**GIVEN PROBLEM**.
Gather up all lines that carry the word "Perl".

[Stored entries]
-*-
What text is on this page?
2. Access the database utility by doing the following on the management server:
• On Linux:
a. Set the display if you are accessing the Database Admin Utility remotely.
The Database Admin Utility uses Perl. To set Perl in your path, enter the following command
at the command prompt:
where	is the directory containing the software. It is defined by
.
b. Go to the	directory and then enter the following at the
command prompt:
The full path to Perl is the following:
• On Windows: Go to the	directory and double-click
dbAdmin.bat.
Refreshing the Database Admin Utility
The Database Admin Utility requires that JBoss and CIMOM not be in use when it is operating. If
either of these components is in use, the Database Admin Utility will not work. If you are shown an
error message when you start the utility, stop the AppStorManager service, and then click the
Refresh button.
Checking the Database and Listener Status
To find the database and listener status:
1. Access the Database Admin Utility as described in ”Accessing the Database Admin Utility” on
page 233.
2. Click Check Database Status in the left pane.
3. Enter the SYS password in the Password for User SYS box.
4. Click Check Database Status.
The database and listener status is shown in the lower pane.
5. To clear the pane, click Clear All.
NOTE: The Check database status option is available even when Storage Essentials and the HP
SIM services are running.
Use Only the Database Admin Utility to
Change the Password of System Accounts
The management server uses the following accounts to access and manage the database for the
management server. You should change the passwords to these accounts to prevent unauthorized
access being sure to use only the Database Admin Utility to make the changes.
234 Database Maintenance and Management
-*-
**WRITTEN SOLUTION**.
The Database Admin Utility uses Perl. To set Perl in your path, enter the following command
The full path to Perl is the following:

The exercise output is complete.